■ **The request**
Return every line below in which "elfogadása" appears.

■ **Records for this exercise**
<<<<
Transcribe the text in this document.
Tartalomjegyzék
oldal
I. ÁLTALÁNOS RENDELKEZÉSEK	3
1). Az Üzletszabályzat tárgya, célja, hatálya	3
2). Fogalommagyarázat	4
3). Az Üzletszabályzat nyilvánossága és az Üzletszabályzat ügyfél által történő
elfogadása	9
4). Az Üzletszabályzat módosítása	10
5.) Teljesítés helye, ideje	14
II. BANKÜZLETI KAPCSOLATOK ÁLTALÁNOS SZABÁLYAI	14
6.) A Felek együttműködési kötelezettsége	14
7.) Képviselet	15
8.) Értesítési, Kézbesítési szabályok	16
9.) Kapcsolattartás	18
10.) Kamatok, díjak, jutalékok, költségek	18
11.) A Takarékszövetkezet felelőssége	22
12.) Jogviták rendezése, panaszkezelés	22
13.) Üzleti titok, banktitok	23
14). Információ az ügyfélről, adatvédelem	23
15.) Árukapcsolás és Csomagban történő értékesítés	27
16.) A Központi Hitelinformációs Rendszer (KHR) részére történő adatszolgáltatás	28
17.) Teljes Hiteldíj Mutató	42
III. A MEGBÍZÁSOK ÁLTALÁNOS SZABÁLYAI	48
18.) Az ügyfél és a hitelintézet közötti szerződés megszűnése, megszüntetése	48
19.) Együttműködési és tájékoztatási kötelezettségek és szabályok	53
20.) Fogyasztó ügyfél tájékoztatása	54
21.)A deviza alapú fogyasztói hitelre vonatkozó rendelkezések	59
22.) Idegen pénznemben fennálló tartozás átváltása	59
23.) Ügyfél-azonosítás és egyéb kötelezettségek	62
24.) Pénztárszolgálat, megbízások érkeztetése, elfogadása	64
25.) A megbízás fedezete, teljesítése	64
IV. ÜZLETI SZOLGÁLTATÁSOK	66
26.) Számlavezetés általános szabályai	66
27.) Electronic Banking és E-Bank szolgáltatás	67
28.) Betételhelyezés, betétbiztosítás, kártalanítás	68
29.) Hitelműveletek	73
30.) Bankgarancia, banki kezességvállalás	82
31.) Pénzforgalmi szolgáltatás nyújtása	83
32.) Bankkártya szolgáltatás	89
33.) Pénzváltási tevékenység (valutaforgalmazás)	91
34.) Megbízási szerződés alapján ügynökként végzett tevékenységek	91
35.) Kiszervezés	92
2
>>>>
■ **Worked answer**
elfogadása	9
24.) Pénztárszolgálat, megbízások érkeztetése, elfogadása	64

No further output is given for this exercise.